- **Task statement**
Determine how many lines of the entries contain "open". Reply with that number alone.

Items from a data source
◆ ◆ ◆ ◆ ◆

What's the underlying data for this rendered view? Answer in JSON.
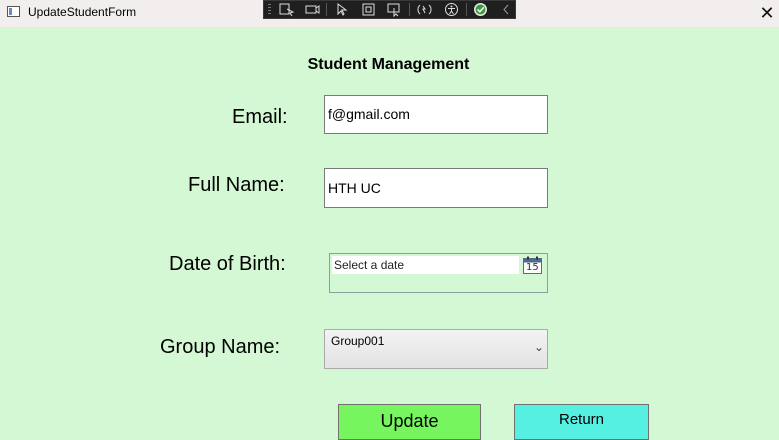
{
  "window": {
    "title": "UpdateStudentForm",
    "close_glyph": "✕"
  },
  "debug_toolbar": {
    "icons": [
      "select-element-icon",
      "display-layout-adorners-icon",
      "select-icon",
      "track-focus-icon",
      "preview-selection-icon",
      "hot-reload-icon",
      "accessibility-icon",
      "binding-failures-ok-icon",
      "collapse-chevron-icon"
    ]
  },
  "form": {
    "heading": "Student Management",
    "email": {
      "label": "Email:",
      "value": "f@gmail.com"
    },
    "full_name": {
      "label": "Full Name:",
      "value": "HTH UC"
    },
    "dob": {
      "label": "Date of Birth:",
      "placeholder": "Select a date",
      "calendar_day": "15"
    },
    "group": {
      "label": "Group Name:",
      "selected": "Group001"
    },
    "update_label": "Update",
    "return_label": "Return"
  },
  "colors": {
    "background": "#d4f7d4",
    "update_button": "#76f55e",
    "return_button": "#56f0e2"
  }
}
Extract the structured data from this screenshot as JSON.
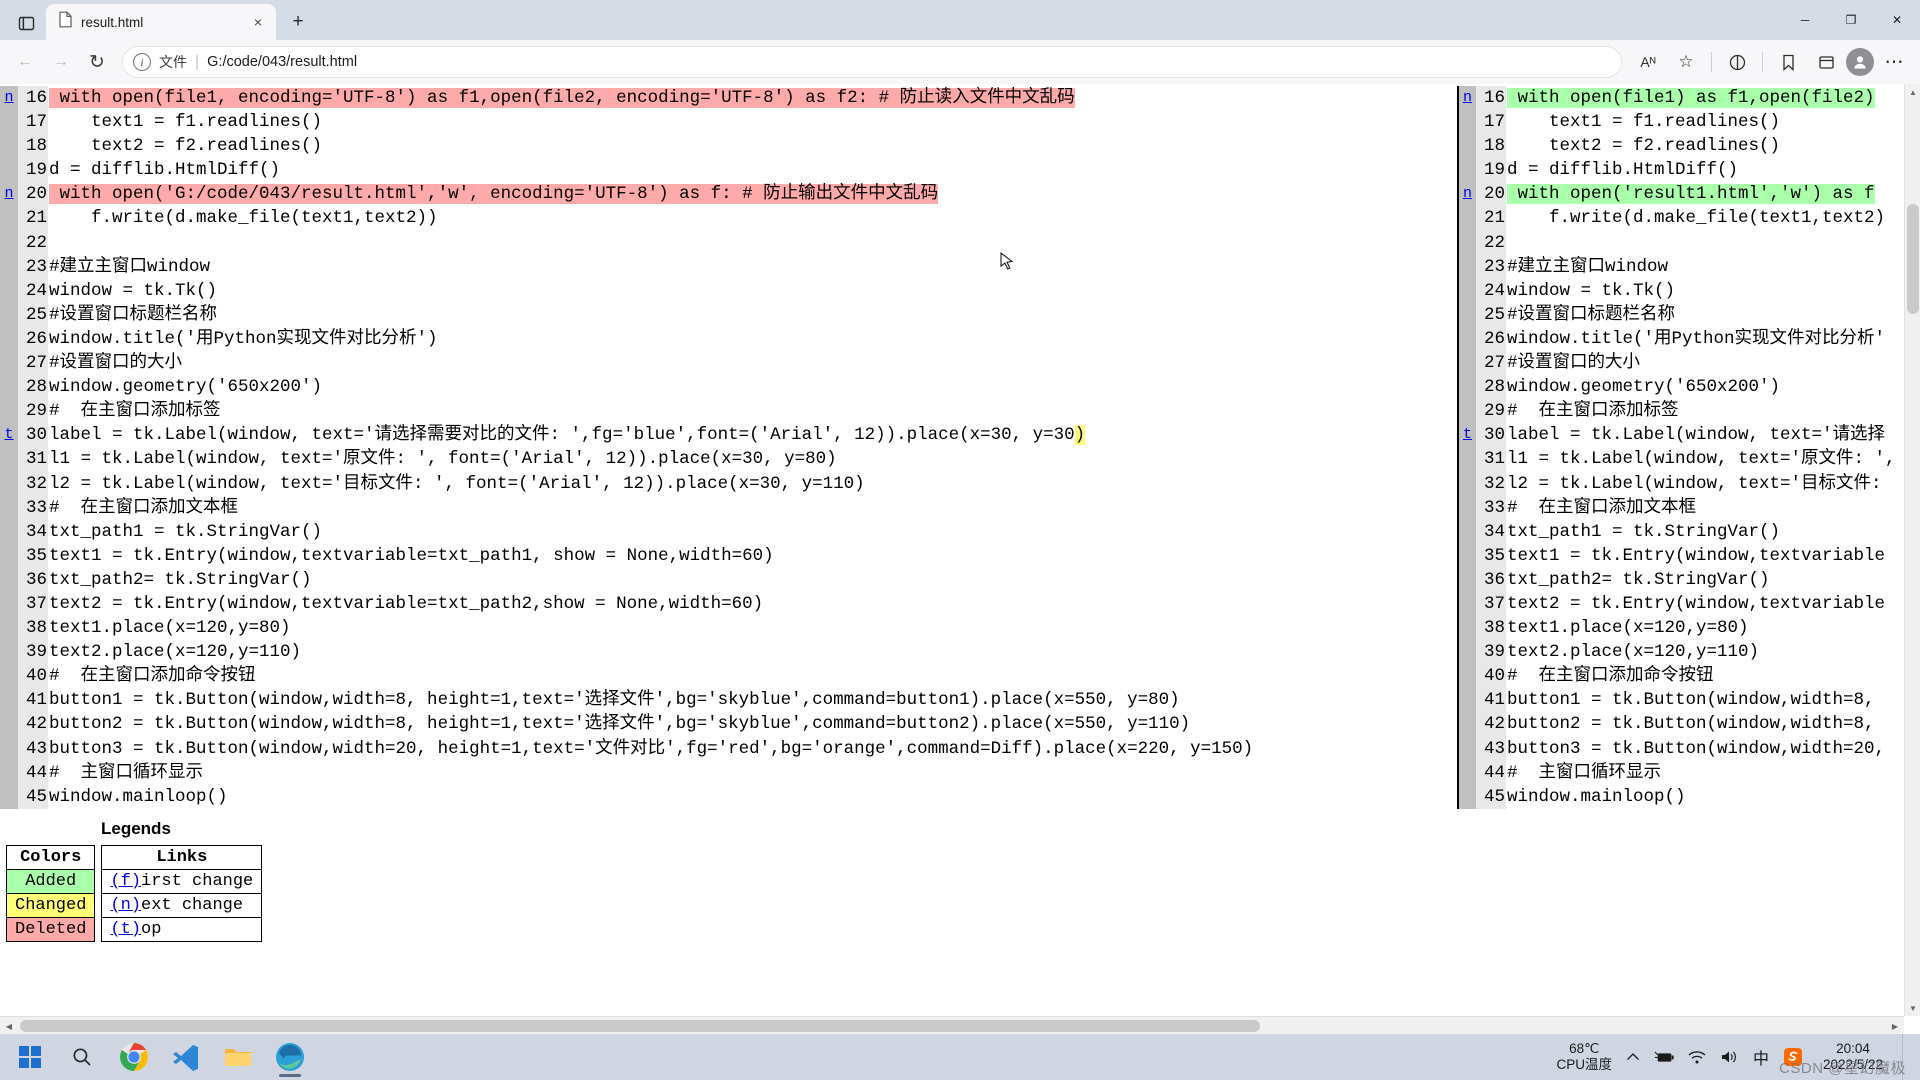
{
  "browser": {
    "tab": {
      "title": "result.html",
      "icon": "file-icon",
      "close_icon": "×"
    },
    "new_tab_icon": "+",
    "tab_actions_icon": "tab-actions-icon",
    "window_controls": {
      "minimize": "─",
      "maximize": "❐",
      "close": "✕"
    },
    "nav": {
      "back_icon": "←",
      "forward_icon": "→",
      "refresh_icon": "↻",
      "read_aloud_icon": "Aᴺ",
      "favorite_icon": "☆",
      "split_icon": "split-screen-icon",
      "collections_icon": "collections-icon",
      "favorites_bar_icon": "favorites-icon",
      "profile_icon": "profile-icon",
      "settings_icon": "⋯"
    },
    "omnibox": {
      "info_icon": "i",
      "scheme_label": "文件",
      "separator": "|",
      "url": "G:/code/043/result.html"
    }
  },
  "diff": {
    "left": [
      {
        "next": "n",
        "no": "16",
        "text": "with open(file1, encoding='UTF-8') as f1,open(file2, encoding='UTF-8') as f2: # 防止读入文件中文乱码",
        "state": "sub"
      },
      {
        "next": "",
        "no": "17",
        "text": "    text1 = f1.readlines()",
        "state": "none"
      },
      {
        "next": "",
        "no": "18",
        "text": "    text2 = f2.readlines()",
        "state": "none"
      },
      {
        "next": "",
        "no": "19",
        "text": "d = difflib.HtmlDiff()",
        "state": "none"
      },
      {
        "next": "n",
        "no": "20",
        "text": "with open('G:/code/043/result.html','w', encoding='UTF-8') as f: # 防止输出文件中文乱码",
        "state": "sub"
      },
      {
        "next": "",
        "no": "21",
        "text": "    f.write(d.make_file(text1,text2))",
        "state": "none"
      },
      {
        "next": "",
        "no": "22",
        "text": "",
        "state": "none"
      },
      {
        "next": "",
        "no": "23",
        "text": "#建立主窗口window",
        "state": "none"
      },
      {
        "next": "",
        "no": "24",
        "text": "window = tk.Tk()",
        "state": "none"
      },
      {
        "next": "",
        "no": "25",
        "text": "#设置窗口标题栏名称",
        "state": "none"
      },
      {
        "next": "",
        "no": "26",
        "text": "window.title('用Python实现文件对比分析')",
        "state": "none"
      },
      {
        "next": "",
        "no": "27",
        "text": "#设置窗口的大小",
        "state": "none"
      },
      {
        "next": "",
        "no": "28",
        "text": "window.geometry('650x200')",
        "state": "none"
      },
      {
        "next": "",
        "no": "29",
        "text": "#  在主窗口添加标签",
        "state": "none"
      },
      {
        "next": "t",
        "no": "30",
        "text": "label = tk.Label(window, text='请选择需要对比的文件: ',fg='blue',font=('Arial', 12)).place(x=30, y=30)",
        "state": "chg-tail"
      },
      {
        "next": "",
        "no": "31",
        "text": "l1 = tk.Label(window, text='原文件: ', font=('Arial', 12)).place(x=30, y=80)",
        "state": "none"
      },
      {
        "next": "",
        "no": "32",
        "text": "l2 = tk.Label(window, text='目标文件: ', font=('Arial', 12)).place(x=30, y=110)",
        "state": "none"
      },
      {
        "next": "",
        "no": "33",
        "text": "#  在主窗口添加文本框",
        "state": "none"
      },
      {
        "next": "",
        "no": "34",
        "text": "txt_path1 = tk.StringVar()",
        "state": "none"
      },
      {
        "next": "",
        "no": "35",
        "text": "text1 = tk.Entry(window,textvariable=txt_path1, show = None,width=60)",
        "state": "none"
      },
      {
        "next": "",
        "no": "36",
        "text": "txt_path2= tk.StringVar()",
        "state": "none"
      },
      {
        "next": "",
        "no": "37",
        "text": "text2 = tk.Entry(window,textvariable=txt_path2,show = None,width=60)",
        "state": "none"
      },
      {
        "next": "",
        "no": "38",
        "text": "text1.place(x=120,y=80)",
        "state": "none"
      },
      {
        "next": "",
        "no": "39",
        "text": "text2.place(x=120,y=110)",
        "state": "none"
      },
      {
        "next": "",
        "no": "40",
        "text": "#  在主窗口添加命令按钮",
        "state": "none"
      },
      {
        "next": "",
        "no": "41",
        "text": "button1 = tk.Button(window,width=8, height=1,text='选择文件',bg='skyblue',command=button1).place(x=550, y=80)",
        "state": "none"
      },
      {
        "next": "",
        "no": "42",
        "text": "button2 = tk.Button(window,width=8, height=1,text='选择文件',bg='skyblue',command=button2).place(x=550, y=110)",
        "state": "none"
      },
      {
        "next": "",
        "no": "43",
        "text": "button3 = tk.Button(window,width=20, height=1,text='文件对比',fg='red',bg='orange',command=Diff).place(x=220, y=150)",
        "state": "none"
      },
      {
        "next": "",
        "no": "44",
        "text": "#  主窗口循环显示",
        "state": "none"
      },
      {
        "next": "",
        "no": "45",
        "text": "window.mainloop()",
        "state": "none"
      }
    ],
    "right": [
      {
        "next": "n",
        "no": "16",
        "text": "with open(file1) as f1,open(file2)",
        "state": "add"
      },
      {
        "next": "",
        "no": "17",
        "text": "    text1 = f1.readlines()",
        "state": "none"
      },
      {
        "next": "",
        "no": "18",
        "text": "    text2 = f2.readlines()",
        "state": "none"
      },
      {
        "next": "",
        "no": "19",
        "text": "d = difflib.HtmlDiff()",
        "state": "none"
      },
      {
        "next": "n",
        "no": "20",
        "text": "with open('result1.html','w') as f",
        "state": "add"
      },
      {
        "next": "",
        "no": "21",
        "text": "    f.write(d.make_file(text1,text2)",
        "state": "none"
      },
      {
        "next": "",
        "no": "22",
        "text": "",
        "state": "none"
      },
      {
        "next": "",
        "no": "23",
        "text": "#建立主窗口window",
        "state": "none"
      },
      {
        "next": "",
        "no": "24",
        "text": "window = tk.Tk()",
        "state": "none"
      },
      {
        "next": "",
        "no": "25",
        "text": "#设置窗口标题栏名称",
        "state": "none"
      },
      {
        "next": "",
        "no": "26",
        "text": "window.title('用Python实现文件对比分析'",
        "state": "none"
      },
      {
        "next": "",
        "no": "27",
        "text": "#设置窗口的大小",
        "state": "none"
      },
      {
        "next": "",
        "no": "28",
        "text": "window.geometry('650x200')",
        "state": "none"
      },
      {
        "next": "",
        "no": "29",
        "text": "#  在主窗口添加标签",
        "state": "none"
      },
      {
        "next": "t",
        "no": "30",
        "text": "label = tk.Label(window, text='请选择",
        "state": "none"
      },
      {
        "next": "",
        "no": "31",
        "text": "l1 = tk.Label(window, text='原文件: ',",
        "state": "none"
      },
      {
        "next": "",
        "no": "32",
        "text": "l2 = tk.Label(window, text='目标文件:",
        "state": "none"
      },
      {
        "next": "",
        "no": "33",
        "text": "#  在主窗口添加文本框",
        "state": "none"
      },
      {
        "next": "",
        "no": "34",
        "text": "txt_path1 = tk.StringVar()",
        "state": "none"
      },
      {
        "next": "",
        "no": "35",
        "text": "text1 = tk.Entry(window,textvariable",
        "state": "none"
      },
      {
        "next": "",
        "no": "36",
        "text": "txt_path2= tk.StringVar()",
        "state": "none"
      },
      {
        "next": "",
        "no": "37",
        "text": "text2 = tk.Entry(window,textvariable",
        "state": "none"
      },
      {
        "next": "",
        "no": "38",
        "text": "text1.place(x=120,y=80)",
        "state": "none"
      },
      {
        "next": "",
        "no": "39",
        "text": "text2.place(x=120,y=110)",
        "state": "none"
      },
      {
        "next": "",
        "no": "40",
        "text": "#  在主窗口添加命令按钮",
        "state": "none"
      },
      {
        "next": "",
        "no": "41",
        "text": "button1 = tk.Button(window,width=8,",
        "state": "none"
      },
      {
        "next": "",
        "no": "42",
        "text": "button2 = tk.Button(window,width=8,",
        "state": "none"
      },
      {
        "next": "",
        "no": "43",
        "text": "button3 = tk.Button(window,width=20,",
        "state": "none"
      },
      {
        "next": "",
        "no": "44",
        "text": "#  主窗口循环显示",
        "state": "none"
      },
      {
        "next": "",
        "no": "45",
        "text": "window.mainloop()",
        "state": "none"
      }
    ]
  },
  "legends": {
    "title": "Legends",
    "colors_header": "Colors",
    "links_header": "Links",
    "colors": [
      {
        "label": "Added",
        "color": "#aaffaa"
      },
      {
        "label": "Changed",
        "color": "#ffff77"
      },
      {
        "label": "Deleted",
        "color": "#ffaaaa"
      }
    ],
    "links": [
      {
        "key": "(f)",
        "label": "irst change"
      },
      {
        "key": "(n)",
        "label": "ext change"
      },
      {
        "key": "(t)",
        "label": "op"
      }
    ]
  },
  "taskbar": {
    "start_icon": "windows-start-icon",
    "search_icon": "search-icon",
    "apps": [
      {
        "name": "chrome-icon"
      },
      {
        "name": "vscode-icon"
      },
      {
        "name": "file-explorer-icon"
      },
      {
        "name": "edge-icon"
      }
    ],
    "temp_value": "68℃",
    "temp_label": "CPU温度",
    "tray": {
      "chevron_icon": "⌃",
      "battery_icon": "battery-icon",
      "wifi_icon": "wifi-icon",
      "volume_icon": "volume-icon",
      "ime_icon": "中",
      "sogou_icon": "S"
    },
    "time": "20:04",
    "date": "2022/5/22",
    "watermark": "CSDN @星幻魔极"
  }
}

◆ ◆ ◆ ◆ ◆

- **Answer to the task**
4